#### Your goal:
From the entries below, say how many lines carry the word "许昌学院", and give nothing but the number.

#### Dataset content:
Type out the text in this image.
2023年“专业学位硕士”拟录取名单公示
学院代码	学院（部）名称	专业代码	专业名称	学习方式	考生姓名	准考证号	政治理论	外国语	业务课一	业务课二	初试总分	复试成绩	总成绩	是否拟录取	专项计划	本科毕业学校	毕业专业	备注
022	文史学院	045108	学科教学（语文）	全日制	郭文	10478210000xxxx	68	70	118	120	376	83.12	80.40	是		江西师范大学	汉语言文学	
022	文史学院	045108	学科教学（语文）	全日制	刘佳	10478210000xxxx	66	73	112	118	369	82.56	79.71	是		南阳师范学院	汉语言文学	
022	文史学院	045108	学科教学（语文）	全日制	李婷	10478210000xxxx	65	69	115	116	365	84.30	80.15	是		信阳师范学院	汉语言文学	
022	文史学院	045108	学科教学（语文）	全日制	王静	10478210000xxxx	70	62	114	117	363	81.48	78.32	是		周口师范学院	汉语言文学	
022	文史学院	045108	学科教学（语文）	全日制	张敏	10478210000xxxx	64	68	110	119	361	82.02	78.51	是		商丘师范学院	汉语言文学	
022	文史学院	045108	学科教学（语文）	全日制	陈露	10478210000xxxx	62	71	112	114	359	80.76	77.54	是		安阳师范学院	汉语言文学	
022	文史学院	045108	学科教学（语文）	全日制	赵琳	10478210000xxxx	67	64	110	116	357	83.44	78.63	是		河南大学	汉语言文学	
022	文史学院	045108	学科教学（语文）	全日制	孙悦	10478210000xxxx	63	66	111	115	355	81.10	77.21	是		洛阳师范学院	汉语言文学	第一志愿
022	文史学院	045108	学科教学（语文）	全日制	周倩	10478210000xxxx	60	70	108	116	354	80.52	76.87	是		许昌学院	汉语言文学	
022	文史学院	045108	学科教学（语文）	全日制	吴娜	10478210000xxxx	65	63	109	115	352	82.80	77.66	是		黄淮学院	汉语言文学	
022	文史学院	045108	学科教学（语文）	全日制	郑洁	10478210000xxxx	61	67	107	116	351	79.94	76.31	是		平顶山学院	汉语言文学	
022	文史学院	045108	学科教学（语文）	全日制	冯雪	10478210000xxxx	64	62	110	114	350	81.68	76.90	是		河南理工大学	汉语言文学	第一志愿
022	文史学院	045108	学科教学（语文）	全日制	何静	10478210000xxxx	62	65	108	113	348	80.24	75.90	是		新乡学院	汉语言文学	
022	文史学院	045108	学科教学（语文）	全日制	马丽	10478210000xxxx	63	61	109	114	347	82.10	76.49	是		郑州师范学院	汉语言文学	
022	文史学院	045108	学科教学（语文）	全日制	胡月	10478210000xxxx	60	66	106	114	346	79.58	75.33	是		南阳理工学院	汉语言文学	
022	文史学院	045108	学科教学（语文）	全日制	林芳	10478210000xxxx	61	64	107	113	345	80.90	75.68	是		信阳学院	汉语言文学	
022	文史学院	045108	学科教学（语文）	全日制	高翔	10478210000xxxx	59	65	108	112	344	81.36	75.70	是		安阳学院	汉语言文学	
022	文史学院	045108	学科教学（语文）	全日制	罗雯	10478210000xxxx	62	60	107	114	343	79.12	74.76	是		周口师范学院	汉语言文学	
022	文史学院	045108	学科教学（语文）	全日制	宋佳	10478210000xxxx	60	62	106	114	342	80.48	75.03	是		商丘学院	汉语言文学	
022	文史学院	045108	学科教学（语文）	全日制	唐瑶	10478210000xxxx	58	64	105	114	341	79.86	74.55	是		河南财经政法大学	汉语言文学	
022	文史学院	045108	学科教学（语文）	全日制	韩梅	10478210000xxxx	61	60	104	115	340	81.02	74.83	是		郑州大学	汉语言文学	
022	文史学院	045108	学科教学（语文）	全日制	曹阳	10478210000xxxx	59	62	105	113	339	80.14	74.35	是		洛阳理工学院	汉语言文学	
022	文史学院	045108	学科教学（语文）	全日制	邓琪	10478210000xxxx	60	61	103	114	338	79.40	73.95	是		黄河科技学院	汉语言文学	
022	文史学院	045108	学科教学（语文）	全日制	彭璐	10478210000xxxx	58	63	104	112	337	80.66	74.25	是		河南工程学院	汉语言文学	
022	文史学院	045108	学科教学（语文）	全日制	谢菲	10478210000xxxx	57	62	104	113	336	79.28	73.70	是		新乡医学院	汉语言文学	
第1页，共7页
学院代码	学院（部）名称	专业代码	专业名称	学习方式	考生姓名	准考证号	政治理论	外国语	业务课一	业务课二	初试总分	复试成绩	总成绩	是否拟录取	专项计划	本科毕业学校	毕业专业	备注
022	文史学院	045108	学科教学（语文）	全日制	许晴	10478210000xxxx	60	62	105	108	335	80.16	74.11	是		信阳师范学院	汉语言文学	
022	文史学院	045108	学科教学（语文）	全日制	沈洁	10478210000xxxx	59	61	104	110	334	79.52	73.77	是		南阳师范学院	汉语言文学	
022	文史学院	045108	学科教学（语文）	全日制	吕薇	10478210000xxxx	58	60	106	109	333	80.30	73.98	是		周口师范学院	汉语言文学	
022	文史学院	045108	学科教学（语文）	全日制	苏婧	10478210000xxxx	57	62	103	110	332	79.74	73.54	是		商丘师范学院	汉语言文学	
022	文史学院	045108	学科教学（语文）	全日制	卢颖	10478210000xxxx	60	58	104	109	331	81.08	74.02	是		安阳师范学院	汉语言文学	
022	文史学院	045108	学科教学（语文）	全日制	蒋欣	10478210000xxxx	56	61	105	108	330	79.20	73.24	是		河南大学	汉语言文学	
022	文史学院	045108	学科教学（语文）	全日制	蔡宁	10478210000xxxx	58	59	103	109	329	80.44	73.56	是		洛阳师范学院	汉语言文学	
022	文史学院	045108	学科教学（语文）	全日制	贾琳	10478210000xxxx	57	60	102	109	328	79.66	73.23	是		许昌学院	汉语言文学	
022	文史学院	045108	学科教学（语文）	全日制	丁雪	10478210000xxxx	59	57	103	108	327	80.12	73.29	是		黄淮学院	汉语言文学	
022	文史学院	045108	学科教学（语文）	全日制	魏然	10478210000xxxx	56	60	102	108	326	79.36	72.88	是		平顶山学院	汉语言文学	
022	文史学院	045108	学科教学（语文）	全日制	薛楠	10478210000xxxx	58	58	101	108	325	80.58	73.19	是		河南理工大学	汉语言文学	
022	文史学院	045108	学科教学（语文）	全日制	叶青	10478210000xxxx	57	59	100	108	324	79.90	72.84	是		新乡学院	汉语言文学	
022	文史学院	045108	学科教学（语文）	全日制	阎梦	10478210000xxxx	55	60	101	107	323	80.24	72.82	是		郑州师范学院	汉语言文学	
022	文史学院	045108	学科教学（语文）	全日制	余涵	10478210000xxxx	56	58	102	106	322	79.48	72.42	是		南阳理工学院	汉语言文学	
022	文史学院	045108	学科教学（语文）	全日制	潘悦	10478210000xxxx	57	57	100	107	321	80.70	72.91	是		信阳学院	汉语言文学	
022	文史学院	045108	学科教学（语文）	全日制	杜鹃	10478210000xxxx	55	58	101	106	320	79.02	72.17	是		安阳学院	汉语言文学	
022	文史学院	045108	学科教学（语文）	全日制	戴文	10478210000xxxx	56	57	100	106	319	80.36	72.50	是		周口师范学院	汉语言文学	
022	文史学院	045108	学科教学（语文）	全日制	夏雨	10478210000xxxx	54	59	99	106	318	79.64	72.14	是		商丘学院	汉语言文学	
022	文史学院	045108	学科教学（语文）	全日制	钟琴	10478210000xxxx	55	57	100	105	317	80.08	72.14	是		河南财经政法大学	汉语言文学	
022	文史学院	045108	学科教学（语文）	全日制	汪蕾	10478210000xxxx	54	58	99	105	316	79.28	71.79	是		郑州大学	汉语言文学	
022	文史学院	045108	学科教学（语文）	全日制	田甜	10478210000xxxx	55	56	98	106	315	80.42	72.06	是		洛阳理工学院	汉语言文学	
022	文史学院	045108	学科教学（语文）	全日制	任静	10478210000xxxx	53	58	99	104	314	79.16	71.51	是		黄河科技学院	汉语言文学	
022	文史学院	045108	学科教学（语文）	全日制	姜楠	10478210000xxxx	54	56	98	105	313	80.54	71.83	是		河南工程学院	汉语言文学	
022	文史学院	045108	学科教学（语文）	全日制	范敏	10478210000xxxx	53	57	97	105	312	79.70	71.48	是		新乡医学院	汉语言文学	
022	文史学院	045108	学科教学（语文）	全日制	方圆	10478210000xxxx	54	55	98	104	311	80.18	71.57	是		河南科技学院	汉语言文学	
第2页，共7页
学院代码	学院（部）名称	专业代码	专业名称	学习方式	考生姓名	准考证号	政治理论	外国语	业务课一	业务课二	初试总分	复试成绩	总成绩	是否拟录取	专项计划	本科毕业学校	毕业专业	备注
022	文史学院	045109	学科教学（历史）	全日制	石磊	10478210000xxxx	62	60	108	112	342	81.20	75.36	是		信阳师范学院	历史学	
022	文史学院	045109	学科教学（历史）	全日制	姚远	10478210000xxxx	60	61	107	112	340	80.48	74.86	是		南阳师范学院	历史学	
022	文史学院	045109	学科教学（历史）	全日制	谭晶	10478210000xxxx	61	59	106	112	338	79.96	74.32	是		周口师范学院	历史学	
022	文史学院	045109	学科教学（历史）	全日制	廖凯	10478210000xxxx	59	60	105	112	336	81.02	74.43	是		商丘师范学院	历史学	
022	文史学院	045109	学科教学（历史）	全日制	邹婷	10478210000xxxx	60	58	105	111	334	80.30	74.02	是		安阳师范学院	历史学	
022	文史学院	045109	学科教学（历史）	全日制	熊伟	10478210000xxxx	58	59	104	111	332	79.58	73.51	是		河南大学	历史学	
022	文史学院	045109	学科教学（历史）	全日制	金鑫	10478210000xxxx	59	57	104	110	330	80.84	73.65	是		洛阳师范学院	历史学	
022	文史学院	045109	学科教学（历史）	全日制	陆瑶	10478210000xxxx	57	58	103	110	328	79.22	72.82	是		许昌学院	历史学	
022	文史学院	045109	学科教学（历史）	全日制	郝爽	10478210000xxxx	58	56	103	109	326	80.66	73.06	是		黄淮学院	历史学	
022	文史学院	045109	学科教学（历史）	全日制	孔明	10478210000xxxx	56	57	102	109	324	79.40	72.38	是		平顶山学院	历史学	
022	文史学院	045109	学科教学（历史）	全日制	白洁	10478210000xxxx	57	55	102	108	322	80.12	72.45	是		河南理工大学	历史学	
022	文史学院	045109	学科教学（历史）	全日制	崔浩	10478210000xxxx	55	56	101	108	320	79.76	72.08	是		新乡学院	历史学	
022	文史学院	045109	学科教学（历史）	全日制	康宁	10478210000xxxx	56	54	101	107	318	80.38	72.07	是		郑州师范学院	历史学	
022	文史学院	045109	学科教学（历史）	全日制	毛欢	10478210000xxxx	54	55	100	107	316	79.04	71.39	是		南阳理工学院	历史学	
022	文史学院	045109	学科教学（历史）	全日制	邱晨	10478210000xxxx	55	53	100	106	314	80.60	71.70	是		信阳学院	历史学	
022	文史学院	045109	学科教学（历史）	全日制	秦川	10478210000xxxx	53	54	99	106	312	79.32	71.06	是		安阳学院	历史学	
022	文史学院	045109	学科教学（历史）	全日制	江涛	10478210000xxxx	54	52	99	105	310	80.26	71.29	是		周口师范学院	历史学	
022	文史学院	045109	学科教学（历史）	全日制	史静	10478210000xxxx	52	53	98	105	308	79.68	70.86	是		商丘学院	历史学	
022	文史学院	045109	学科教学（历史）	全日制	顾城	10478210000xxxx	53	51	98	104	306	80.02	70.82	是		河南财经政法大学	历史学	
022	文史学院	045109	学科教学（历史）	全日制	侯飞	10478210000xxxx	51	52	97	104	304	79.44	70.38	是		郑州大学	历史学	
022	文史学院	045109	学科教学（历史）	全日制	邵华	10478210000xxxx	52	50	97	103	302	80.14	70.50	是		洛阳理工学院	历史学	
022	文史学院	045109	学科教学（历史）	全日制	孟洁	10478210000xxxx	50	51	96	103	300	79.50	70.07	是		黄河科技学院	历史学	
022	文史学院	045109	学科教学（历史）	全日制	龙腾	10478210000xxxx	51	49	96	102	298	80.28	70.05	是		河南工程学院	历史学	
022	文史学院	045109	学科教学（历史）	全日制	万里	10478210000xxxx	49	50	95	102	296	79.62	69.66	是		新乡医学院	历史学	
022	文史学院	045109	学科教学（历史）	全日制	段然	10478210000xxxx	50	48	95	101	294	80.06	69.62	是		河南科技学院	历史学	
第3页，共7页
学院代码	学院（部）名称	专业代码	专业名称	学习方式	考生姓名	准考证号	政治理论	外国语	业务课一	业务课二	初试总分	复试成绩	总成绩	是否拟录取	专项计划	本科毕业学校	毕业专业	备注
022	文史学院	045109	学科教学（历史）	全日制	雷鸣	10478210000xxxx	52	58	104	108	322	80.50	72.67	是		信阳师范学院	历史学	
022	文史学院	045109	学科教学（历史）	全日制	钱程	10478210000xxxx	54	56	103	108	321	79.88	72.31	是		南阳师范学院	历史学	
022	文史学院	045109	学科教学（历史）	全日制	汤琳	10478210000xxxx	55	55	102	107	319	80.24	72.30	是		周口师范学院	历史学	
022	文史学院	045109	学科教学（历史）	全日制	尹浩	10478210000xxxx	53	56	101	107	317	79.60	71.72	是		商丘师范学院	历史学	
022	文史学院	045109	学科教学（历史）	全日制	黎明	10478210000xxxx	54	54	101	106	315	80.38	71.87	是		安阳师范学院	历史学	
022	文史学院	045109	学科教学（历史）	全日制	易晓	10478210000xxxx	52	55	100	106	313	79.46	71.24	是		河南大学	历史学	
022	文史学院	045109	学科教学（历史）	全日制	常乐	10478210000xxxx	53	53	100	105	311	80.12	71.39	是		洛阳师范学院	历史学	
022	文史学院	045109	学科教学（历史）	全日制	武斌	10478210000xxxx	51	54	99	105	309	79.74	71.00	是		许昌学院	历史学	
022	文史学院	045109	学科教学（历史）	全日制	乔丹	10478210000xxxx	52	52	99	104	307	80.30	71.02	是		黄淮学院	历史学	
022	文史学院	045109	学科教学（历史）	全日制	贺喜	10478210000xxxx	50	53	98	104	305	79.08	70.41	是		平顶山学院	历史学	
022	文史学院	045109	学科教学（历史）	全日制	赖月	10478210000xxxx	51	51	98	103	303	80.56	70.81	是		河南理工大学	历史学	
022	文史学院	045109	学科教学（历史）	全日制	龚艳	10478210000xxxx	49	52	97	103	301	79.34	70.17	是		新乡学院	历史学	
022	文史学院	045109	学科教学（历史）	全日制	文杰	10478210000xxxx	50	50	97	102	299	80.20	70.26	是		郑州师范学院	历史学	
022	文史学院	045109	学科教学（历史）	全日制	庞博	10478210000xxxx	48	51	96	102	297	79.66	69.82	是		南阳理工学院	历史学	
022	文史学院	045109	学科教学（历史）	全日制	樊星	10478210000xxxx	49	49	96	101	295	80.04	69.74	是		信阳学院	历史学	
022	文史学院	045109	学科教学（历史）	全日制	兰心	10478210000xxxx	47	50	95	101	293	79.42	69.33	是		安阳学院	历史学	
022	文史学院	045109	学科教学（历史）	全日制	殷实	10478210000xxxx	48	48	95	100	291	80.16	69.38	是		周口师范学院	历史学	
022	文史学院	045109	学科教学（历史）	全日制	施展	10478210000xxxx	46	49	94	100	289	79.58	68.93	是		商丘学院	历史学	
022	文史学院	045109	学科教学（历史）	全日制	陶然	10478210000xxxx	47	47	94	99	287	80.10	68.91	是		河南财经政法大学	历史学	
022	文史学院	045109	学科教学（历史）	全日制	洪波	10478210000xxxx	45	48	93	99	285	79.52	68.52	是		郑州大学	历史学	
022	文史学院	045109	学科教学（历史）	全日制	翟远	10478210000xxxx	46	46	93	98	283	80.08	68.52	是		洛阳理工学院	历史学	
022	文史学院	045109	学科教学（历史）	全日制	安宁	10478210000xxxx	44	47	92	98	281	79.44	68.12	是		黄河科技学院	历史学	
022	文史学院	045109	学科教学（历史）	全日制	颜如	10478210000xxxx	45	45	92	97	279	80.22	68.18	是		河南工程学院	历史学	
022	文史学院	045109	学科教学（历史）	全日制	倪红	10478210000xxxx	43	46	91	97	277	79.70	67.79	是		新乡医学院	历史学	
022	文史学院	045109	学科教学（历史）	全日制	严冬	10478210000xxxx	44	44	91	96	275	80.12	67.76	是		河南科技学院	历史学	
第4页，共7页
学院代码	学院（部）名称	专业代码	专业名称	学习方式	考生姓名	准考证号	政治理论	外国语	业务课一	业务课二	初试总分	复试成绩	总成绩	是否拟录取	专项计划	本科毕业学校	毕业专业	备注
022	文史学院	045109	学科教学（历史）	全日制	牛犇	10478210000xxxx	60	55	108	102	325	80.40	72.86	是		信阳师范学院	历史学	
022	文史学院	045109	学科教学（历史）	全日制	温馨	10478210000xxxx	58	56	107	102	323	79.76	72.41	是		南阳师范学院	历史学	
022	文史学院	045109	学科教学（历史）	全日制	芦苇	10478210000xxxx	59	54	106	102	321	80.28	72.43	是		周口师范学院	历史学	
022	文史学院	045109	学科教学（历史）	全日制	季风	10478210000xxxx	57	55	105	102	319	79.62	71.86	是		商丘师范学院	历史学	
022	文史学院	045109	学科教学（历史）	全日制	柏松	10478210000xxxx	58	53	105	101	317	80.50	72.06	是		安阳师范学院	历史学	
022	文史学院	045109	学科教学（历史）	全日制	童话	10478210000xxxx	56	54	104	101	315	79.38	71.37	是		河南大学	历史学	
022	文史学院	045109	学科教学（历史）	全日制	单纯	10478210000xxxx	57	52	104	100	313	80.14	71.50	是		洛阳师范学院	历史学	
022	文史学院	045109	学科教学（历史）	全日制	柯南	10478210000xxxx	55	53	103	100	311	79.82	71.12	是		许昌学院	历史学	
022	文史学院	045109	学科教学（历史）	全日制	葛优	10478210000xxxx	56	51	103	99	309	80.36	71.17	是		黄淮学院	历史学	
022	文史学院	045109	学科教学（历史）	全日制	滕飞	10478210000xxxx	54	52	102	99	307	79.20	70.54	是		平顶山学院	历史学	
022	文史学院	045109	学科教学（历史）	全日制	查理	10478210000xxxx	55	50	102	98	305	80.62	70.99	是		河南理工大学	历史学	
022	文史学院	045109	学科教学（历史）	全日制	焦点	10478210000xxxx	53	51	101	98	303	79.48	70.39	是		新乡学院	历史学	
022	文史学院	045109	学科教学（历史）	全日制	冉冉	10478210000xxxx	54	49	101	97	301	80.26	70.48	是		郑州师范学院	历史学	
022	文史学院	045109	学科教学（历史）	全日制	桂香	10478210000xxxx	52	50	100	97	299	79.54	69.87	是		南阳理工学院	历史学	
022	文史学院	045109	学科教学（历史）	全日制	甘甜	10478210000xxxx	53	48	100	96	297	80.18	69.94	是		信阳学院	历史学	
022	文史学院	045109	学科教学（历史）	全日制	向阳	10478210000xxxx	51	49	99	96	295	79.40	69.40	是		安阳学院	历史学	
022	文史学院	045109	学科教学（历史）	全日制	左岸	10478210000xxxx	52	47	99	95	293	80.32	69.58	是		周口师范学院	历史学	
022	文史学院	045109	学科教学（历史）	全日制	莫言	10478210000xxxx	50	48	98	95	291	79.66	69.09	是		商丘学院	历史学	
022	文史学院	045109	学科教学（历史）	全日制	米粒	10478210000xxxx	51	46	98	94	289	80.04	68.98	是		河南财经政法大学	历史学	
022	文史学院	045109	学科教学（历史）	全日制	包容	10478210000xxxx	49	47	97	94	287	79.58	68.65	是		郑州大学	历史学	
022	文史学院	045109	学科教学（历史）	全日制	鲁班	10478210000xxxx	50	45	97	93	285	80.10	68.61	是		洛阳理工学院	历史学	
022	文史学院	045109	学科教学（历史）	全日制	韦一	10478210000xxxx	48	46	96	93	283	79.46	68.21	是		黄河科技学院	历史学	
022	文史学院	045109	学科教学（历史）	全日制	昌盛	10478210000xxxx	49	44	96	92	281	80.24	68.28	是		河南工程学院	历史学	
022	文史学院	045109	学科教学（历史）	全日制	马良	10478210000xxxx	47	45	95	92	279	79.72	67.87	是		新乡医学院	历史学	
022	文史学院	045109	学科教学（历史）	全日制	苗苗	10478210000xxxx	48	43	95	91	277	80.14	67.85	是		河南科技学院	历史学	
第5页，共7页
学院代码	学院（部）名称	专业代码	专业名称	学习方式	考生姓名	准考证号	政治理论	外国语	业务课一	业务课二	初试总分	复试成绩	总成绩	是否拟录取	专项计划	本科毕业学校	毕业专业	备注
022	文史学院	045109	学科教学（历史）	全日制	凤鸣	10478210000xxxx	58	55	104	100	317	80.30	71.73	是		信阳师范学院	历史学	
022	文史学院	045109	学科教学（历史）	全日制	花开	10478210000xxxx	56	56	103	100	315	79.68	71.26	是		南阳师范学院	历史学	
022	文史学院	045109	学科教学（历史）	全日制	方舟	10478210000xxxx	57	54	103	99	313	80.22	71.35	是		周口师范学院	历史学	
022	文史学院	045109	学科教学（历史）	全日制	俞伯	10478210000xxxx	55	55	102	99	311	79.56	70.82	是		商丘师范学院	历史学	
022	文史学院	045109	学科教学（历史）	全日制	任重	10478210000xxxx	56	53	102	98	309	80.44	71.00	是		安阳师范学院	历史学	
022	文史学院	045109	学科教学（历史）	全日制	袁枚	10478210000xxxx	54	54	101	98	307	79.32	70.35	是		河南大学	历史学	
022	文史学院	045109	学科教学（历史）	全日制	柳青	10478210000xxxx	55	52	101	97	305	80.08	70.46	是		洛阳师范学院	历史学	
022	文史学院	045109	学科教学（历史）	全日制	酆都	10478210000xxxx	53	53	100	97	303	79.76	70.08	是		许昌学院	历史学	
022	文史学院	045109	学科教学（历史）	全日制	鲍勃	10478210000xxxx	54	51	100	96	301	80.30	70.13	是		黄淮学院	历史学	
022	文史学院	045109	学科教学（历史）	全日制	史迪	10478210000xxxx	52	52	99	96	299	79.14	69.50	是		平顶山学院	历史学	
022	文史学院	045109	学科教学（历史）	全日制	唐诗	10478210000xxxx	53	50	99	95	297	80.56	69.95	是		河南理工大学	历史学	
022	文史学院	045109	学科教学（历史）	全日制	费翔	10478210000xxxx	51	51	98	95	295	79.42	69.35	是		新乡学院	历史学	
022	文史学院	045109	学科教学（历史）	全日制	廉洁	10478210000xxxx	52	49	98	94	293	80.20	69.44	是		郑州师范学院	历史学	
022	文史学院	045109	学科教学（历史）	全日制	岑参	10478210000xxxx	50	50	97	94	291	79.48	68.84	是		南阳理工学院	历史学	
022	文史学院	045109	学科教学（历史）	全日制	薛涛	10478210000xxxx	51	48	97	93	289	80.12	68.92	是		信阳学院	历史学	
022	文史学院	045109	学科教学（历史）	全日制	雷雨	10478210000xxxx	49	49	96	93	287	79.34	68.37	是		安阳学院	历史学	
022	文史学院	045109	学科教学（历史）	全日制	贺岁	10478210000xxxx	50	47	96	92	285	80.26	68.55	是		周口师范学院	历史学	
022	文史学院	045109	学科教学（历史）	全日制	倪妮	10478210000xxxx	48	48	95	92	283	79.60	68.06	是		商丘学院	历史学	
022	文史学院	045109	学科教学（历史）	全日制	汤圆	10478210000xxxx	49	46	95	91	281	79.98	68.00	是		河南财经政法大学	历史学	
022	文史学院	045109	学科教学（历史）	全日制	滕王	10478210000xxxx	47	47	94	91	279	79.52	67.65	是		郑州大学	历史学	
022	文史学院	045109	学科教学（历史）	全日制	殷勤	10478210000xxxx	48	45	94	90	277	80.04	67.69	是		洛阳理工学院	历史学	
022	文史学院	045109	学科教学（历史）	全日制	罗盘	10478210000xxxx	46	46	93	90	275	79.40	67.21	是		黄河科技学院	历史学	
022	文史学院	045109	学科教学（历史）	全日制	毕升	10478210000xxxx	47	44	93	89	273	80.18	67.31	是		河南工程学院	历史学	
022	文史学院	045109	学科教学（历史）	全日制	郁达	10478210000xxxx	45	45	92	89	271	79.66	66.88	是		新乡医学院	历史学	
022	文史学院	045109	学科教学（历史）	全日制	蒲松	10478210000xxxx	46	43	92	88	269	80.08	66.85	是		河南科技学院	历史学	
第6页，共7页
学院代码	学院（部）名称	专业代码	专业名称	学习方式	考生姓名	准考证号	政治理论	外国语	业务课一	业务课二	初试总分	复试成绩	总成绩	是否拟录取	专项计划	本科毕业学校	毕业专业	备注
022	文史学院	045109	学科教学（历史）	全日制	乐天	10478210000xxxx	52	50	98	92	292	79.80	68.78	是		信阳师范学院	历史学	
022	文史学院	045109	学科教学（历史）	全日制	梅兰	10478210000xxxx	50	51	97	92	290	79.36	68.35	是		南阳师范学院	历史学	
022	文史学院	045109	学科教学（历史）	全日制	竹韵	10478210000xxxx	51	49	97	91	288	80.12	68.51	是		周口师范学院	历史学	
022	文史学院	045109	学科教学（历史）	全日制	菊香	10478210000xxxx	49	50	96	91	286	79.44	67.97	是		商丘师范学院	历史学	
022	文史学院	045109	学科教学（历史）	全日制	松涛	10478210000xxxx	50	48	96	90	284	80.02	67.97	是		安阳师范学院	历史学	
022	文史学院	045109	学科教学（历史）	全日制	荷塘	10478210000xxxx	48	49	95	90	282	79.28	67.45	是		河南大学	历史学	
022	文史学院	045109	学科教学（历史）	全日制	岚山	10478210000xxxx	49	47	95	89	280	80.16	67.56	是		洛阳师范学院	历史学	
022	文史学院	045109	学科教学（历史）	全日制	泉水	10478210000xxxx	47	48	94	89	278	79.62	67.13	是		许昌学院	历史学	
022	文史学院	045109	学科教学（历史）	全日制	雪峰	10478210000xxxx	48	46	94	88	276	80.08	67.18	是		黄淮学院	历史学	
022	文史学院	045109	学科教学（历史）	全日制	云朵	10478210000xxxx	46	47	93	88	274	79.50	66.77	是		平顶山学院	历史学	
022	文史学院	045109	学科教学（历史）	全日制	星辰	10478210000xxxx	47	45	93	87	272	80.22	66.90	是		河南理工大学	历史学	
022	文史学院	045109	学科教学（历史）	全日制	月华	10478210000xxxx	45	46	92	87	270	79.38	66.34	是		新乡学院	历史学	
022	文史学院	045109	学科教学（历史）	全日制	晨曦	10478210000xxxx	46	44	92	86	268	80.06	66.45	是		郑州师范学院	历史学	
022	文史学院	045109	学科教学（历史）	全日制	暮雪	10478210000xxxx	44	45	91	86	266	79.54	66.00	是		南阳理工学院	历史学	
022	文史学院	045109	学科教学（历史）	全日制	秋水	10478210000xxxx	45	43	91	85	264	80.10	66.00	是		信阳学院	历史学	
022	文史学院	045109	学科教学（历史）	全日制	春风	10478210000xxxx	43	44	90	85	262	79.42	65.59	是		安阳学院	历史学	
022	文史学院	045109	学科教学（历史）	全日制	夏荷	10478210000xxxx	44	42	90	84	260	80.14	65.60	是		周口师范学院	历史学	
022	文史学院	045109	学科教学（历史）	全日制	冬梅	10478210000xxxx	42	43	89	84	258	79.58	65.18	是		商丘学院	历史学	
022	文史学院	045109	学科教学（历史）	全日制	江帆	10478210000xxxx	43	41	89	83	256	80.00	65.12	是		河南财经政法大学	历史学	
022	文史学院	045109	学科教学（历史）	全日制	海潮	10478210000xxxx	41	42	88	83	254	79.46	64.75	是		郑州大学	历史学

#### Finished task:
7